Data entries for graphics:

####

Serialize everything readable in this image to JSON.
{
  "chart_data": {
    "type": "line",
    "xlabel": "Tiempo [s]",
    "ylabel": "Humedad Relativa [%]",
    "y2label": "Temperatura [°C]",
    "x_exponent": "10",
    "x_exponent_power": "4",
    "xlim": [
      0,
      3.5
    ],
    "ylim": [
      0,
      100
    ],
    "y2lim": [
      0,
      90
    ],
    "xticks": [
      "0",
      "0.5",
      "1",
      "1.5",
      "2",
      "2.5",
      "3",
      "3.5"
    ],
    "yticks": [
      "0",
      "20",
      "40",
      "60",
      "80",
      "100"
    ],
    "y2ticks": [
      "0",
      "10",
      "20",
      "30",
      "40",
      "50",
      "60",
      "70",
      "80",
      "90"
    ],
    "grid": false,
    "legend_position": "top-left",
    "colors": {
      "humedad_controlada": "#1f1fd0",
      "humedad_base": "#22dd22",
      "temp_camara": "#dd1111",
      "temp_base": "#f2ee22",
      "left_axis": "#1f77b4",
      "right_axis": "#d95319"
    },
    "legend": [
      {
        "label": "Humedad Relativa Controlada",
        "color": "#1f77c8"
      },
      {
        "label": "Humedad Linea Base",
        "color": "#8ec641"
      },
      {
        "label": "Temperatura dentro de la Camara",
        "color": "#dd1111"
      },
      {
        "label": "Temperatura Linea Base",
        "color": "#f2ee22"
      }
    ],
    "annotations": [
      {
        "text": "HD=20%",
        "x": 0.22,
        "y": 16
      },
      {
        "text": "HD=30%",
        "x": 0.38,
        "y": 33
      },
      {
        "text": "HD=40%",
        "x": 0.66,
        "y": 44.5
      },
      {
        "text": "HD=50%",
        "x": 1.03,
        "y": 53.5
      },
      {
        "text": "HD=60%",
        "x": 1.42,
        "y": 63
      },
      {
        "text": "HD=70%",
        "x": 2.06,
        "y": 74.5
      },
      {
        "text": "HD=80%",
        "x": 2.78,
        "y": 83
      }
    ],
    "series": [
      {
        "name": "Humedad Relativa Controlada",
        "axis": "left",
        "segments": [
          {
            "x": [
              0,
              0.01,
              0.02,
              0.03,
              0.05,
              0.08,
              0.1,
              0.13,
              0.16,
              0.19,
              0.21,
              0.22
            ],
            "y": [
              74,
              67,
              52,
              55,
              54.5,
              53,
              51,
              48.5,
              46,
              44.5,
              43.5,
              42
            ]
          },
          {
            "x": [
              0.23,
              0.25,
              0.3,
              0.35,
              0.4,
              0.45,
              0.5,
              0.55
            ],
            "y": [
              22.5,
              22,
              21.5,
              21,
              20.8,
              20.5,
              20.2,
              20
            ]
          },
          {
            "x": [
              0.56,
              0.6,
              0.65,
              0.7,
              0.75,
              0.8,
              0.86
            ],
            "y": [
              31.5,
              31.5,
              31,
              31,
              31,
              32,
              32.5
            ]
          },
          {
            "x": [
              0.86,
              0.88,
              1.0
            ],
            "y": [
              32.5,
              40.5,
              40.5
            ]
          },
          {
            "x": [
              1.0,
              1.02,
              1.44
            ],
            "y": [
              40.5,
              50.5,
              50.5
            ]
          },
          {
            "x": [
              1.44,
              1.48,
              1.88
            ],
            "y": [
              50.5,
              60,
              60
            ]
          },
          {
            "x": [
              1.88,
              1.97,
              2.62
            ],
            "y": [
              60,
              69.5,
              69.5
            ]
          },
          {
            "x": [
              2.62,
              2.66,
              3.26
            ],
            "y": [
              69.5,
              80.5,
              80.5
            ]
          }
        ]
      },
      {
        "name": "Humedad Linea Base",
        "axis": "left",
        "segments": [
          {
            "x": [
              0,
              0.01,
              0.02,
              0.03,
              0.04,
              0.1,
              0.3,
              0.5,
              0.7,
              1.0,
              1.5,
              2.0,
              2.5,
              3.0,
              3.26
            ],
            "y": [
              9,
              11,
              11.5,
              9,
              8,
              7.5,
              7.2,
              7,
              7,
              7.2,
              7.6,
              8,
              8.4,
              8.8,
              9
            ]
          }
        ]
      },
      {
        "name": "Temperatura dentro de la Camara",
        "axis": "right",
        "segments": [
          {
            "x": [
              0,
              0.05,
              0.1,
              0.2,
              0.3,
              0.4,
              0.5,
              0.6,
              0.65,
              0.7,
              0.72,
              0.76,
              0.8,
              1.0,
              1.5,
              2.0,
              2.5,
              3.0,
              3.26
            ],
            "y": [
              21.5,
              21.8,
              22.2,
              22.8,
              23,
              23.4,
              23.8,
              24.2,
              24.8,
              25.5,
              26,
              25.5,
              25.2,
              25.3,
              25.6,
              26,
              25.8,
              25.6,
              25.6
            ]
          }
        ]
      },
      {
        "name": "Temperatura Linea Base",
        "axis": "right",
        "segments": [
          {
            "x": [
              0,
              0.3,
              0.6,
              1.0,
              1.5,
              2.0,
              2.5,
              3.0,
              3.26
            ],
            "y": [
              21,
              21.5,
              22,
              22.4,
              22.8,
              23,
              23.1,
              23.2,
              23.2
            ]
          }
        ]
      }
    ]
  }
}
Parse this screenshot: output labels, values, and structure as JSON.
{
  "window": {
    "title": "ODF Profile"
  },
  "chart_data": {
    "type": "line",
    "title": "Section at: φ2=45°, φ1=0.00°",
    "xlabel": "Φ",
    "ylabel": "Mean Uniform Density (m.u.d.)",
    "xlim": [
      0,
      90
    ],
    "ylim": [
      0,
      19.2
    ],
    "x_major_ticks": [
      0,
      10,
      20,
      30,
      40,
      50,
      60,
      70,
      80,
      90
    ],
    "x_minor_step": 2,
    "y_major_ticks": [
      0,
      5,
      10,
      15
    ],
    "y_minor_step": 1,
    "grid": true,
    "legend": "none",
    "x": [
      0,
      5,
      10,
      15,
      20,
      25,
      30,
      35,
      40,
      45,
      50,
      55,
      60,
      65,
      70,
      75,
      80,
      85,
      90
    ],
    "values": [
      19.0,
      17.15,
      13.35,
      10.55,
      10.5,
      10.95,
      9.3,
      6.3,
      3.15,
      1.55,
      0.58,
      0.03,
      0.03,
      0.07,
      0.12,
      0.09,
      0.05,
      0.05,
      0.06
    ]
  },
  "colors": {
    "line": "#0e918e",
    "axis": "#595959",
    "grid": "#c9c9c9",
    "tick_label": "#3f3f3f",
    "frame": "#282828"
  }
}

####

Task directions: Look above for the line containing "Parse this screenshot: output"; copy from it through the last line, exactly, and nothing more.

Output for this task:
Parse this screenshot: output labels, values, and structure as JSON.
{
  "window": {
    "title": "ODF Profile"
  },
  "chart_data": {
    "type": "line",
    "title": "Section at: φ2=45°, φ1=0.00°",
    "xlabel": "Φ",
    "ylabel": "Mean Uniform Density (m.u.d.)",
    "xlim": [
      0,
      90
    ],
    "ylim": [
      0,
      19.2
    ],
    "x_major_ticks": [
      0,
      10,
      20,
      30,
      40,
      50,
      60,
      70,
      80,
      90
    ],
    "x_minor_step": 2,
    "y_major_ticks": [
      0,
      5,
      10,
      15
    ],
    "y_minor_step": 1,
    "grid": true,
    "legend": "none",
    "x": [
      0,
      5,
      10,
      15,
      20,
      25,
      30,
      35,
      40,
      45,
      50,
      55,
      60,
      65,
      70,
      75,
      80,
      85,
      90
    ],
    "values": [
      19.0,
      17.15,
      13.35,
      10.55,
      10.5,
      10.95,
      9.3,
      6.3,
      3.15,
      1.55,
      0.58,
      0.03,
      0.03,
      0.07,
      0.12,
      0.09,
      0.05,
      0.05,
      0.06
    ]
  },
  "colors": {
    "line": "#0e918e",
    "axis": "#595959",
    "grid": "#c9c9c9",
    "tick_label": "#3f3f3f",
    "frame": "#282828"
  }
}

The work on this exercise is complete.